Return the listing below in full, with every line exactly as it is.

* * *

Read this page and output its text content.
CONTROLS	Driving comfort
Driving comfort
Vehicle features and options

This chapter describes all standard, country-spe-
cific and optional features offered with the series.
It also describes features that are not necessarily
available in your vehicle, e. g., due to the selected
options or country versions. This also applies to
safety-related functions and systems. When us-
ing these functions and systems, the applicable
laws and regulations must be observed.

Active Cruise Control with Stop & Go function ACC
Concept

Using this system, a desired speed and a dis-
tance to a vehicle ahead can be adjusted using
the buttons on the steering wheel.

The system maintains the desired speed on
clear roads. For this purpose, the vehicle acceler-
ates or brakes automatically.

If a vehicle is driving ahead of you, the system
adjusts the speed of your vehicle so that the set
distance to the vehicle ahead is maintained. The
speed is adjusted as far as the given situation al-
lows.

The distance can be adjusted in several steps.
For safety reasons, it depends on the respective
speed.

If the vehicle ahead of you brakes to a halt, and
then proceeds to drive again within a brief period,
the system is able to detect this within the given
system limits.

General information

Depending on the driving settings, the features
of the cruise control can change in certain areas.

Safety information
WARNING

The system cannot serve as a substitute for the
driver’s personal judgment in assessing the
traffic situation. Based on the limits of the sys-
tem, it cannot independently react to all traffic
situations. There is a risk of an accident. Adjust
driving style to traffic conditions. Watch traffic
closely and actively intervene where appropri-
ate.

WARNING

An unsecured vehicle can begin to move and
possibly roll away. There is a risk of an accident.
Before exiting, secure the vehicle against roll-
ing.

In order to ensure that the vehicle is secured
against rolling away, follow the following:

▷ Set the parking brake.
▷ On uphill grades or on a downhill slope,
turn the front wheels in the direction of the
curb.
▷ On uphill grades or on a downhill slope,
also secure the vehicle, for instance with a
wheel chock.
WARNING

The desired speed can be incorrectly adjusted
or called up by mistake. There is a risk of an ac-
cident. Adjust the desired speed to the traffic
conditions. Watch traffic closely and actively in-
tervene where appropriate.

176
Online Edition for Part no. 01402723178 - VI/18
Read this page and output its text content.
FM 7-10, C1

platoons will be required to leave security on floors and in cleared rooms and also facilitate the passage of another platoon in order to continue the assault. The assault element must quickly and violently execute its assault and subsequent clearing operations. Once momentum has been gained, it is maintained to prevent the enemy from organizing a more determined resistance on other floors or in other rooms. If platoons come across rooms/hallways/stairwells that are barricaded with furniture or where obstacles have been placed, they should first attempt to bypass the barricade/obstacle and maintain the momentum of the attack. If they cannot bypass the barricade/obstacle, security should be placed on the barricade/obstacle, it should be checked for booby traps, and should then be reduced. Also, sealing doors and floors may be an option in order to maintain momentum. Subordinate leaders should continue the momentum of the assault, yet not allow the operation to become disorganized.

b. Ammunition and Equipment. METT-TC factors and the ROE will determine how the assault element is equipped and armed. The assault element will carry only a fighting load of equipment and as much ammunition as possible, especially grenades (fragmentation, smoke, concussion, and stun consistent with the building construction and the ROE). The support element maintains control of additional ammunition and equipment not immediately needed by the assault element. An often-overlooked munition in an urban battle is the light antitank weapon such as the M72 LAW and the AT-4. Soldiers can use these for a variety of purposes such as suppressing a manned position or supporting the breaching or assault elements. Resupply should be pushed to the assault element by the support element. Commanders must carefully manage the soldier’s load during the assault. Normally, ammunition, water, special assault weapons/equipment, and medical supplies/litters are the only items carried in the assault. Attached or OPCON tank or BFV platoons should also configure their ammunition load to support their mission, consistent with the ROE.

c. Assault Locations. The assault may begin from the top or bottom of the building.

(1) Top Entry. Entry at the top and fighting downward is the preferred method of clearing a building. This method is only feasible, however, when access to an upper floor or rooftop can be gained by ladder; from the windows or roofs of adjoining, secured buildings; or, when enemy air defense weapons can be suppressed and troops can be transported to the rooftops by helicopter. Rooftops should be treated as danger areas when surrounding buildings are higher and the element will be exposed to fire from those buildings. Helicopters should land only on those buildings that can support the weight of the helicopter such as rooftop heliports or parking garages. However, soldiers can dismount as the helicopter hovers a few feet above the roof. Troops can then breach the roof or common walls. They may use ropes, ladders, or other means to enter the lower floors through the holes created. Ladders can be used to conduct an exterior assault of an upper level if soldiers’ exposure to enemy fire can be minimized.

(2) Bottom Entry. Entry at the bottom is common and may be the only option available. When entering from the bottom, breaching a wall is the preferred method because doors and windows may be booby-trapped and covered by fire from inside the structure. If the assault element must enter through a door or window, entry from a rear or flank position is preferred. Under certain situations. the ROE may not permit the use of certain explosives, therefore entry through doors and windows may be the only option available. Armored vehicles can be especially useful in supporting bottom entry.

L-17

* * *

» Completed exercise:
Read this page and output its text content.
CONTROLS	Driving comfort
Driving comfort
Vehicle features and options

This chapter describes all standard, country-spe-
cific and optional features offered with the series.
It also describes features that are not necessarily
available in your vehicle, e. g., due to the selected
options or country versions. This also applies to
safety-related functions and systems. When us-
ing these functions and systems, the applicable
laws and regulations must be observed.

Active Cruise Control with Stop & Go function ACC
Concept

Using this system, a desired speed and a dis-
tance to a vehicle ahead can be adjusted using
the buttons on the steering wheel.

The system maintains the desired speed on
clear roads. For this purpose, the vehicle acceler-
ates or brakes automatically.

If a vehicle is driving ahead of you, the system
adjusts the speed of your vehicle so that the set
distance to the vehicle ahead is maintained. The
speed is adjusted as far as the given situation al-
lows.

The distance can be adjusted in several steps.
For safety reasons, it depends on the respective
speed.

If the vehicle ahead of you brakes to a halt, and
then proceeds to drive again within a brief period,
the system is able to detect this within the given
system limits.

General information

Depending on the driving settings, the features
of the cruise control can change in certain areas.

Safety information
WARNING

The system cannot serve as a substitute for the
driver’s personal judgment in assessing the
traffic situation. Based on the limits of the sys-
tem, it cannot independently react to all traffic
situations. There is a risk of an accident. Adjust
driving style to traffic conditions. Watch traffic
closely and actively intervene where appropri-
ate.

WARNING

An unsecured vehicle can begin to move and
possibly roll away. There is a risk of an accident.
Before exiting, secure the vehicle against roll-
ing.

In order to ensure that the vehicle is secured
against rolling away, follow the following:

▷ Set the parking brake.
▷ On uphill grades or on a downhill slope,
turn the front wheels in the direction of the
curb.
▷ On uphill grades or on a downhill slope,
also secure the vehicle, for instance with a
wheel chock.
WARNING

The desired speed can be incorrectly adjusted
or called up by mistake. There is a risk of an ac-
cident. Adjust the desired speed to the traffic
conditions. Watch traffic closely and actively in-
tervene where appropriate.

176
Online Edition for Part no. 01402723178 - VI/18
Read this page and output its text content.
FM 7-10, C1

platoons will be required to leave security on floors and in cleared rooms and also facilitate the passage of another platoon in order to continue the assault. The assault element must quickly and violently execute its assault and subsequent clearing operations. Once momentum has been gained, it is maintained to prevent the enemy from organizing a more determined resistance on other floors or in other rooms. If platoons come across rooms/hallways/stairwells that are barricaded with furniture or where obstacles have been placed, they should first attempt to bypass the barricade/obstacle and maintain the momentum of the attack. If they cannot bypass the barricade/obstacle, security should be placed on the barricade/obstacle, it should be checked for booby traps, and should then be reduced. Also, sealing doors and floors may be an option in order to maintain momentum. Subordinate leaders should continue the momentum of the assault, yet not allow the operation to become disorganized.

b. Ammunition and Equipment. METT-TC factors and the ROE will determine how the assault element is equipped and armed. The assault element will carry only a fighting load of equipment and as much ammunition as possible, especially grenades (fragmentation, smoke, concussion, and stun consistent with the building construction and the ROE). The support element maintains control of additional ammunition and equipment not immediately needed by the assault element. An often-overlooked munition in an urban battle is the light antitank weapon such as the M72 LAW and the AT-4. Soldiers can use these for a variety of purposes such as suppressing a manned position or supporting the breaching or assault elements. Resupply should be pushed to the assault element by the support element. Commanders must carefully manage the soldier’s load during the assault. Normally, ammunition, water, special assault weapons/equipment, and medical supplies/litters are the only items carried in the assault. Attached or OPCON tank or BFV platoons should also configure their ammunition load to support their mission, consistent with the ROE.

c. Assault Locations. The assault may begin from the top or bottom of the building.

(1) Top Entry. Entry at the top and fighting downward is the preferred method of clearing a building. This method is only feasible, however, when access to an upper floor or rooftop can be gained by ladder; from the windows or roofs of adjoining, secured buildings; or, when enemy air defense weapons can be suppressed and troops can be transported to the rooftops by helicopter. Rooftops should be treated as danger areas when surrounding buildings are higher and the element will be exposed to fire from those buildings. Helicopters should land only on those buildings that can support the weight of the helicopter such as rooftop heliports or parking garages. However, soldiers can dismount as the helicopter hovers a few feet above the roof. Troops can then breach the roof or common walls. They may use ropes, ladders, or other means to enter the lower floors through the holes created. Ladders can be used to conduct an exterior assault of an upper level if soldiers’ exposure to enemy fire can be minimized.

(2) Bottom Entry. Entry at the bottom is common and may be the only option available. When entering from the bottom, breaching a wall is the preferred method because doors and windows may be booby-trapped and covered by fire from inside the structure. If the assault element must enter through a door or window, entry from a rear or flank position is preferred. Under certain situations. the ROE may not permit the use of certain explosives, therefore entry through doors and windows may be the only option available. Armored vehicles can be especially useful in supporting bottom entry.

L-17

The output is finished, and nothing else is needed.